• _Exercise task_:
Below are some records. Say in a single number how many of their lines include the word "from".

• _Given records_:

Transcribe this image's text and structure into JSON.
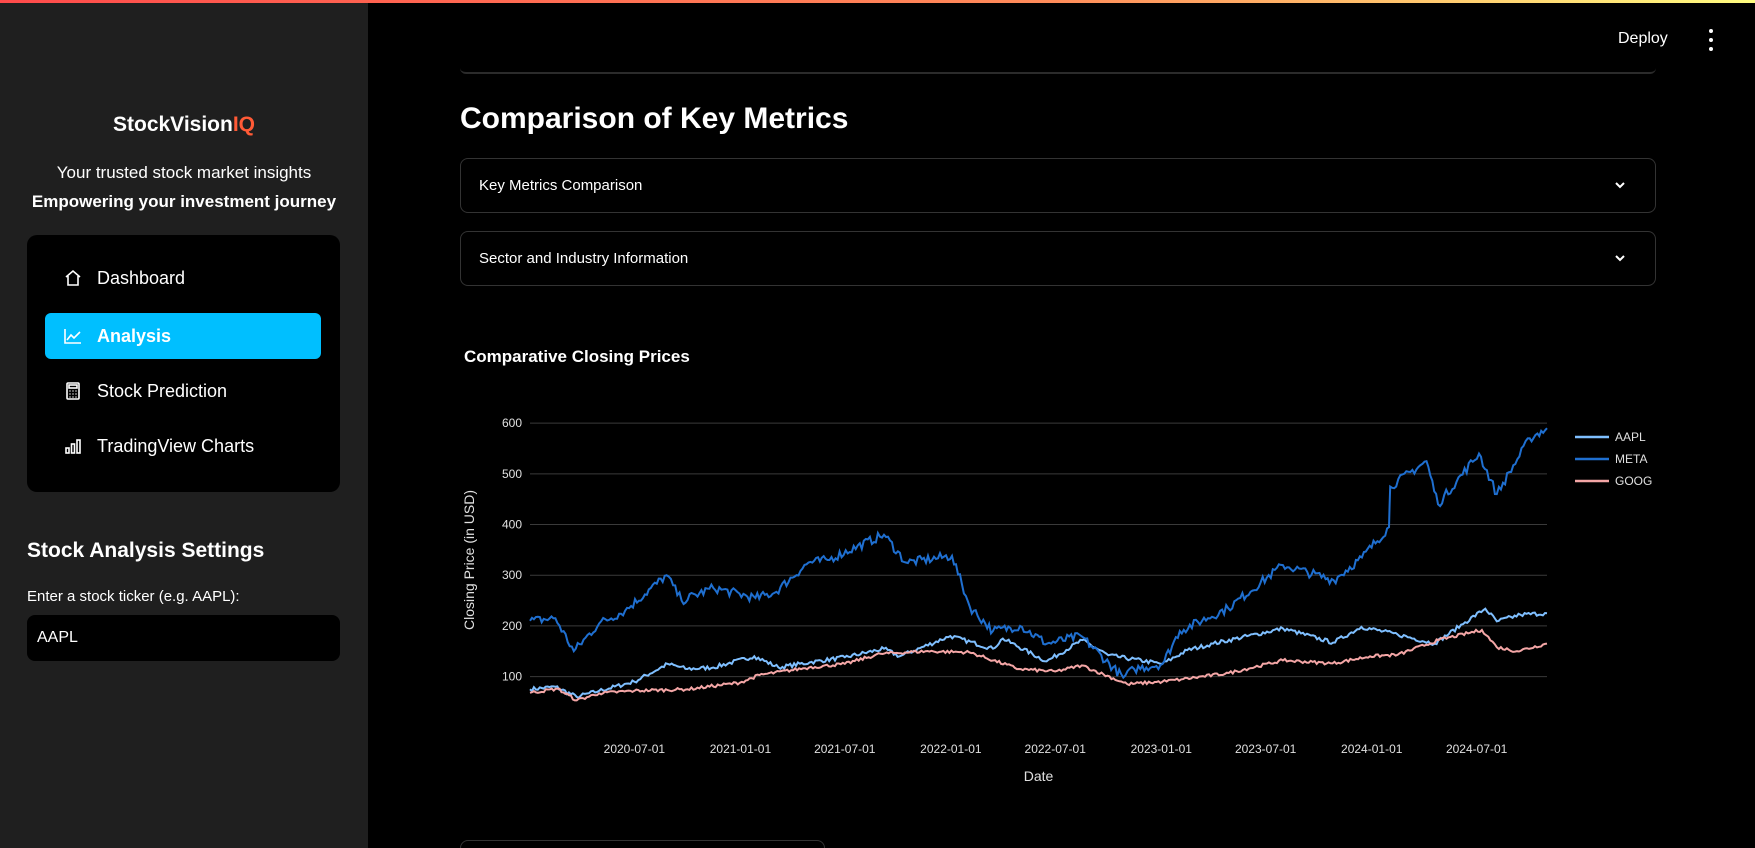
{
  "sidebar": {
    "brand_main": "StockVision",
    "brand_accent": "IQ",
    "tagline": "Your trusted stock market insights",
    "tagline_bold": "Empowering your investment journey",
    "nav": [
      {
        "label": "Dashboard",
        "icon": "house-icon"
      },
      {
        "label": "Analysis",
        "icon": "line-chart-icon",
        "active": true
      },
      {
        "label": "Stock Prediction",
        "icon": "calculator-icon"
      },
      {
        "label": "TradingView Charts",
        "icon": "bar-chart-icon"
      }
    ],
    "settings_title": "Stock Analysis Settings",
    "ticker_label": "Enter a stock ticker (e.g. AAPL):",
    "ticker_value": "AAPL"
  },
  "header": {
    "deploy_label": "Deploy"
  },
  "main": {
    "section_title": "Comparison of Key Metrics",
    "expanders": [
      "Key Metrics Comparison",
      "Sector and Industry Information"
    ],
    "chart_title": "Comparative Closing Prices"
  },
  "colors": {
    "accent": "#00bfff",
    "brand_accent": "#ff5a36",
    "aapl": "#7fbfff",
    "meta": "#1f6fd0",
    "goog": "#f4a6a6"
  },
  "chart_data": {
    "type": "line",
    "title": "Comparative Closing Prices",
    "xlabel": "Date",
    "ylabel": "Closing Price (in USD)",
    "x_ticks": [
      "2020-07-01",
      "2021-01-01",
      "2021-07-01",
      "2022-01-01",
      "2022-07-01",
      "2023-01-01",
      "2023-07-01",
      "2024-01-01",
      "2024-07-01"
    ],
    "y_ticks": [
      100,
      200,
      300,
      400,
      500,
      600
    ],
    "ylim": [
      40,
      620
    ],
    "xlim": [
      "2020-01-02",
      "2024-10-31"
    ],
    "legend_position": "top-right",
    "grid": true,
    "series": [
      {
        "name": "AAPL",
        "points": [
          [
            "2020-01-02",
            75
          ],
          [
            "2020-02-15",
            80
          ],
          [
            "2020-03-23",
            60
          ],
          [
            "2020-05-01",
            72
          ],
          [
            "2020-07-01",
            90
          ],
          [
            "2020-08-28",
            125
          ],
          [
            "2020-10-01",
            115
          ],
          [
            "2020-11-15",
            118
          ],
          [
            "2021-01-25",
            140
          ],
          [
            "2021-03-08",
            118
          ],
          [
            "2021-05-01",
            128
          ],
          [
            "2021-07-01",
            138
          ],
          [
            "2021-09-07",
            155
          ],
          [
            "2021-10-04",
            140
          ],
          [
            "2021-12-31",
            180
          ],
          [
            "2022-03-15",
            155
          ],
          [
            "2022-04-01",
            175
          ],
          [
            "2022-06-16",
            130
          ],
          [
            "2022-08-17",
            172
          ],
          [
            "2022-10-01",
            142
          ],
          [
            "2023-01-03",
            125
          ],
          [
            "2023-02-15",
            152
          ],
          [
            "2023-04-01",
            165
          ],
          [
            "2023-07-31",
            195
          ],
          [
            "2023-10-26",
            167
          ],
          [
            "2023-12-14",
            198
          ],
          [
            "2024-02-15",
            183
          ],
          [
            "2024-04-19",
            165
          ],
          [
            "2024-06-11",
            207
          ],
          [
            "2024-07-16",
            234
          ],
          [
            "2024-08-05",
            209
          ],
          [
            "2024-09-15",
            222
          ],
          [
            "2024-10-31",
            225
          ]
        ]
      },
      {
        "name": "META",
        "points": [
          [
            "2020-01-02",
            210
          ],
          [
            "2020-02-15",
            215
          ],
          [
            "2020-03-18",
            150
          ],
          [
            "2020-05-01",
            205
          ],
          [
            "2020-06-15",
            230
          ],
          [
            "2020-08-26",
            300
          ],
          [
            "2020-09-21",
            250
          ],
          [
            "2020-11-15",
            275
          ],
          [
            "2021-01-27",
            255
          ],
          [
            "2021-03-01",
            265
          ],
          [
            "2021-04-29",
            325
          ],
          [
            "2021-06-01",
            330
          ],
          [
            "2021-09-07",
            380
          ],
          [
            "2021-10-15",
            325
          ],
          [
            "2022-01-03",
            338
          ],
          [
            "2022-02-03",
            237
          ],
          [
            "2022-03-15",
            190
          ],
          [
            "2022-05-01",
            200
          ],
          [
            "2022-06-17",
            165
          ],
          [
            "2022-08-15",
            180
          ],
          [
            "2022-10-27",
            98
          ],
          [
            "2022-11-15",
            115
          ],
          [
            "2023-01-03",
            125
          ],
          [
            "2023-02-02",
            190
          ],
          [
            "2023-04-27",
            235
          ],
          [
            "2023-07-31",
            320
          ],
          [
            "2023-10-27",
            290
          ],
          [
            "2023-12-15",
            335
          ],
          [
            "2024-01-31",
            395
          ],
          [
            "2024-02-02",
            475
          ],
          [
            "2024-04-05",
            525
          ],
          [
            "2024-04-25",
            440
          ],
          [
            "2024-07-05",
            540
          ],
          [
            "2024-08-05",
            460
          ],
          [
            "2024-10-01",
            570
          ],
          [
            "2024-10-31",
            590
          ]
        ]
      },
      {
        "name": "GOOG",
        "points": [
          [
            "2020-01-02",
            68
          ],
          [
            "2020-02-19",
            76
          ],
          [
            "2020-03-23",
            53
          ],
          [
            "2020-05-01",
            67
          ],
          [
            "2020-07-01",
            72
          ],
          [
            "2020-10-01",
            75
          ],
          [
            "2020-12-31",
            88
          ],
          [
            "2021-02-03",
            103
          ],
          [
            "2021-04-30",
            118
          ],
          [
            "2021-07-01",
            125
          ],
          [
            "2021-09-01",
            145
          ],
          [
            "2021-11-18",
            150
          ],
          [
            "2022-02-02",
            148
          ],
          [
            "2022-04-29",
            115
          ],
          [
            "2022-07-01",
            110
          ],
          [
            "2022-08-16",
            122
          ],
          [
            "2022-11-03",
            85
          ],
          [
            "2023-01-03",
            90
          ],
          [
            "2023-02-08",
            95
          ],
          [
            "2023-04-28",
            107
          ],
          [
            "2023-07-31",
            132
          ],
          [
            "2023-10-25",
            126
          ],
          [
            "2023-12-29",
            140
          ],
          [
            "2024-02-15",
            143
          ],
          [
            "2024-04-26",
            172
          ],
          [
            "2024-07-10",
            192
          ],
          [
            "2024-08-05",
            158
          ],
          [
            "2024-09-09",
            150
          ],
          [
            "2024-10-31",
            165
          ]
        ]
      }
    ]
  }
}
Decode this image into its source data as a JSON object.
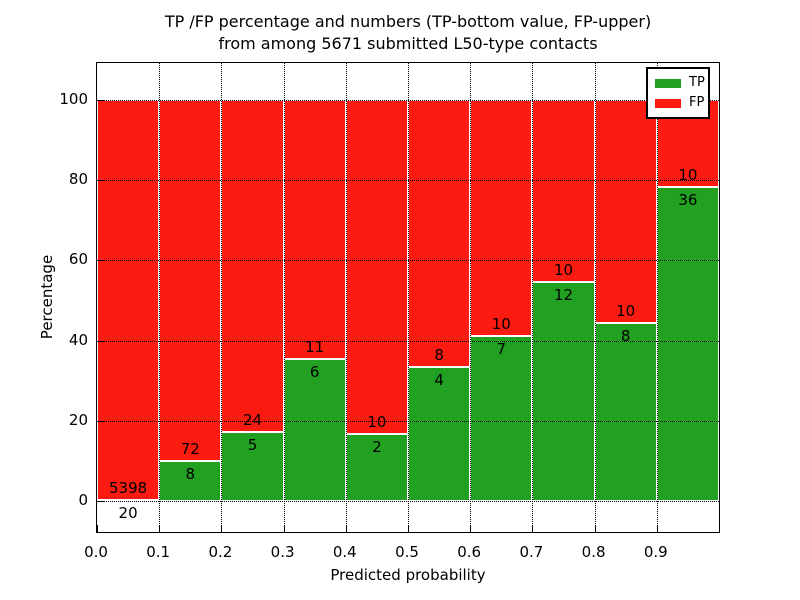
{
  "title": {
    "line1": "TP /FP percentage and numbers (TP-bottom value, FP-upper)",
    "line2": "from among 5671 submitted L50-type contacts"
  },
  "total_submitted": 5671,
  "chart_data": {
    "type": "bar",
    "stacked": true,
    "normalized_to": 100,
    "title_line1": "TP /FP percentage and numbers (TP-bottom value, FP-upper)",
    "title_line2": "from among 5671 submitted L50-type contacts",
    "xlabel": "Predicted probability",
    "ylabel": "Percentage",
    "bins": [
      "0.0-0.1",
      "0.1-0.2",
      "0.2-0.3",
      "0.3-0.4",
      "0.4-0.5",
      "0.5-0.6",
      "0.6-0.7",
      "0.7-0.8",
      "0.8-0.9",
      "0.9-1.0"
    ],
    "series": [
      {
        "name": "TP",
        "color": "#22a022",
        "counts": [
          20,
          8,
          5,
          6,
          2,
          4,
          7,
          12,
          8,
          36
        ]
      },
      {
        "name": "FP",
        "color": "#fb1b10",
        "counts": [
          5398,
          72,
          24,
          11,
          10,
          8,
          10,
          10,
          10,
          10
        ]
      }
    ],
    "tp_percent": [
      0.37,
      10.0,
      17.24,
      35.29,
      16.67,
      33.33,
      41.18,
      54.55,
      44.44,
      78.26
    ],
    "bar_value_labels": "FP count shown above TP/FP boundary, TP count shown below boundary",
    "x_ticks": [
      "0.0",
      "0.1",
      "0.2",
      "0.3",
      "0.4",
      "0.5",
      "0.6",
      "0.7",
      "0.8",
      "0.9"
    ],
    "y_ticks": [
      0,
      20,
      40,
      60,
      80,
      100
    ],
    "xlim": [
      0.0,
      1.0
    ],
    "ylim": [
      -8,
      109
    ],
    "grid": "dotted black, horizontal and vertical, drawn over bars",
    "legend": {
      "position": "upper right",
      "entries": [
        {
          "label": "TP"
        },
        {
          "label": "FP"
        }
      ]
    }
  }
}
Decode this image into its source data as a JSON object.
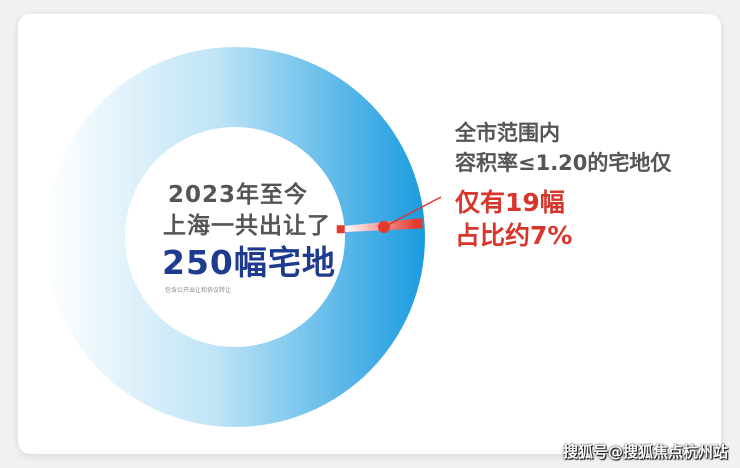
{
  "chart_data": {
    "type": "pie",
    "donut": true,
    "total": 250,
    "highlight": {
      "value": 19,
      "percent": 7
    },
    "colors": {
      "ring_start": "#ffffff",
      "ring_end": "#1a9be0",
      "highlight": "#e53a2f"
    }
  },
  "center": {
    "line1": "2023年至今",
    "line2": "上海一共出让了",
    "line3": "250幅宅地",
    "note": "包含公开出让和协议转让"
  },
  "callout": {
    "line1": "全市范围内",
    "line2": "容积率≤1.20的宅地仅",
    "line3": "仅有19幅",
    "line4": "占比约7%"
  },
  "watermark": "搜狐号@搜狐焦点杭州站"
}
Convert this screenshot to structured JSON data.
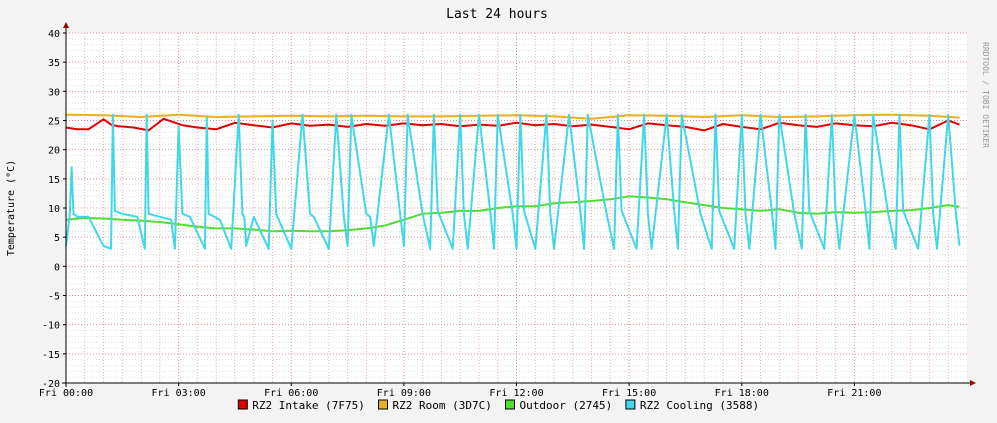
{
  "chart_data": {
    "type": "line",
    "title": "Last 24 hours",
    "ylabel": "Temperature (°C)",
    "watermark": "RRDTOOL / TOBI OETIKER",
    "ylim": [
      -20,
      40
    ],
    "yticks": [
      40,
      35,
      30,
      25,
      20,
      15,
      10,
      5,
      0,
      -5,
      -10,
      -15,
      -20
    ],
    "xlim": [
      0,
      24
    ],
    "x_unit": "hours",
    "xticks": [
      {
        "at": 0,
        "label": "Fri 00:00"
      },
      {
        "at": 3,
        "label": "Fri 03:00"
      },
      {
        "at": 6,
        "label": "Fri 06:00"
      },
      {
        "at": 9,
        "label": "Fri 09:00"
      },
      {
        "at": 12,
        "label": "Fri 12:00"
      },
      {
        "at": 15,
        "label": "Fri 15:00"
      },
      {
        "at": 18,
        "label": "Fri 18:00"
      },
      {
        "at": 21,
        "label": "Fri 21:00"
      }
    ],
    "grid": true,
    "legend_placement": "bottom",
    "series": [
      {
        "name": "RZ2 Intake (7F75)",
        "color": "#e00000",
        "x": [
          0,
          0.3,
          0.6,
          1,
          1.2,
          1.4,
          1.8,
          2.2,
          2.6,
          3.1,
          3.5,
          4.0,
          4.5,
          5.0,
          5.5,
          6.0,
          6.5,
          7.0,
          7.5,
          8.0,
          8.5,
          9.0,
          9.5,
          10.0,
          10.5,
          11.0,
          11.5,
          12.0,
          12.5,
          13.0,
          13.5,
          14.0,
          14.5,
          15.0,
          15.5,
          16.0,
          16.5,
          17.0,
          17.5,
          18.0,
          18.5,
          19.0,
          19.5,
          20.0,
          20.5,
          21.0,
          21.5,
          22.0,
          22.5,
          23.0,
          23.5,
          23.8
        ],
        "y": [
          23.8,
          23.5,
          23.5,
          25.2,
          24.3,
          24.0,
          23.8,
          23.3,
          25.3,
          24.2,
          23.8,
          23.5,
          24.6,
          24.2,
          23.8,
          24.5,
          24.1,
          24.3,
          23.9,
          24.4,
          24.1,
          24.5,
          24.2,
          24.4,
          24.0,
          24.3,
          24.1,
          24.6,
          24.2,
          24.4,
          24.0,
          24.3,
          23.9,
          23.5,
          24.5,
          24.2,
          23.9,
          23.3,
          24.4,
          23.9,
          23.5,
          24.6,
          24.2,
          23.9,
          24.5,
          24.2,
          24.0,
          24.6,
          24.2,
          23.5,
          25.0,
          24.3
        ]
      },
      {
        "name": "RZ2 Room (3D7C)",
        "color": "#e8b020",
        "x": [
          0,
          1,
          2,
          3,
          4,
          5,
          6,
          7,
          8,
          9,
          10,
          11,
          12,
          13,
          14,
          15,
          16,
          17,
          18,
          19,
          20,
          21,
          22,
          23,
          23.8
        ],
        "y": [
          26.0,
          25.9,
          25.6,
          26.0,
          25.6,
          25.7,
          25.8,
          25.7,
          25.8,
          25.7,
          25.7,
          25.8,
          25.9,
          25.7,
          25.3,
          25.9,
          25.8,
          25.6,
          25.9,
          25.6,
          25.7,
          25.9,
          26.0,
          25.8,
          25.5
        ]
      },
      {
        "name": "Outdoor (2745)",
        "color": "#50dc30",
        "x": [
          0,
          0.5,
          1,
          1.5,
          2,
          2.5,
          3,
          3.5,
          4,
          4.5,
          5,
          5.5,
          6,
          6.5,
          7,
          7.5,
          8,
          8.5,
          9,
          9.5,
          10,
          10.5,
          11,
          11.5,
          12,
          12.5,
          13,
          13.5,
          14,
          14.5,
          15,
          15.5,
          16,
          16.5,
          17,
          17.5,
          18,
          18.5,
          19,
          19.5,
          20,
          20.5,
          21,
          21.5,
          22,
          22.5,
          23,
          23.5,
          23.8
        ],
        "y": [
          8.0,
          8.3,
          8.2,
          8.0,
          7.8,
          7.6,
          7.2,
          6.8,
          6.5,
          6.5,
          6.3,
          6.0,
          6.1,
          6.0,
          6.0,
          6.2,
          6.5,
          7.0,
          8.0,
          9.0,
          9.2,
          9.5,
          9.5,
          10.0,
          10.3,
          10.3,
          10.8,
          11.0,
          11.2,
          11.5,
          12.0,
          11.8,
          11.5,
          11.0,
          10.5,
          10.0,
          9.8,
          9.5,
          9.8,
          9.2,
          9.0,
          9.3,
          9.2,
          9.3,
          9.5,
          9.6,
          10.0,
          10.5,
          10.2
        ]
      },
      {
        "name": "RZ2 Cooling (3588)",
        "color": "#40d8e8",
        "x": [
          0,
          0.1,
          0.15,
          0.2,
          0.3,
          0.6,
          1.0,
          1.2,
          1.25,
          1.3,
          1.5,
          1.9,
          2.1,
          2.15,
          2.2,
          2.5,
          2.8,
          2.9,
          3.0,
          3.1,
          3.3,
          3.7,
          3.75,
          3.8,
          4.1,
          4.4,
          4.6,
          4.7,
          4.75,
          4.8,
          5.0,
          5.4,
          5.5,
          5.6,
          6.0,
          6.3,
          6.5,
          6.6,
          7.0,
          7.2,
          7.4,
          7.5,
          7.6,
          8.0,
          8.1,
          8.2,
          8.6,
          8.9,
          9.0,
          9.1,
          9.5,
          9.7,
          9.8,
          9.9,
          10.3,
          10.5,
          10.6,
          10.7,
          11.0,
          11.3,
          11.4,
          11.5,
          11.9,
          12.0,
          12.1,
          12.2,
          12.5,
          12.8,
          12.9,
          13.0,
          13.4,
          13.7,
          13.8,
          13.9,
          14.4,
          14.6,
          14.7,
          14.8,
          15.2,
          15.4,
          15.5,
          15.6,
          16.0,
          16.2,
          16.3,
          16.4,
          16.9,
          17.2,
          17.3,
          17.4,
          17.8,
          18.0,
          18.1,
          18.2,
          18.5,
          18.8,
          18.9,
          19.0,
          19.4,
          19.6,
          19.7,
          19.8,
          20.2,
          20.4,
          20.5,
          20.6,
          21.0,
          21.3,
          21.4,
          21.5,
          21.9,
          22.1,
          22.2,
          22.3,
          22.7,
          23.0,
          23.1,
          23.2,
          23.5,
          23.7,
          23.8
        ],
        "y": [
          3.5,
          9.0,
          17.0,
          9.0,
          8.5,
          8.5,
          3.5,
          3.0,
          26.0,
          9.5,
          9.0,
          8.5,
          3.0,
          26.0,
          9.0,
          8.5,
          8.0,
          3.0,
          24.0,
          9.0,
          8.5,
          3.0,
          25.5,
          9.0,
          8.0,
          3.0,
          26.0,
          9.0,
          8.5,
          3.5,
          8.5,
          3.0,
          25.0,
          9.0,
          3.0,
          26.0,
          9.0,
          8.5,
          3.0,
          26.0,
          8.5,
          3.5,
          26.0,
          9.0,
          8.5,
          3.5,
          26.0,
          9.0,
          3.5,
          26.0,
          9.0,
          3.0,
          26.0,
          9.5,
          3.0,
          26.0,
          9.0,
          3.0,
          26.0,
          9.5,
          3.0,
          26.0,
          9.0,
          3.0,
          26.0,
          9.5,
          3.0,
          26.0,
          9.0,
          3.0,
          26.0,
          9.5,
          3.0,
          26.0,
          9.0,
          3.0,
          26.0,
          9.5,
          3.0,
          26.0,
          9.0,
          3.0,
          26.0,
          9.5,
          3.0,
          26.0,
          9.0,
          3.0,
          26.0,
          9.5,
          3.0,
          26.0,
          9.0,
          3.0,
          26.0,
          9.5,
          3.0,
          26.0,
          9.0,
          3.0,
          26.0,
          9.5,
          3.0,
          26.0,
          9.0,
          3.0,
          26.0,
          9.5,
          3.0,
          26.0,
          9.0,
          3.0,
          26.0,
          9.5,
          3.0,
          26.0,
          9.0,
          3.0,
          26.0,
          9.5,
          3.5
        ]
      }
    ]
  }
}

• _Final result_:
2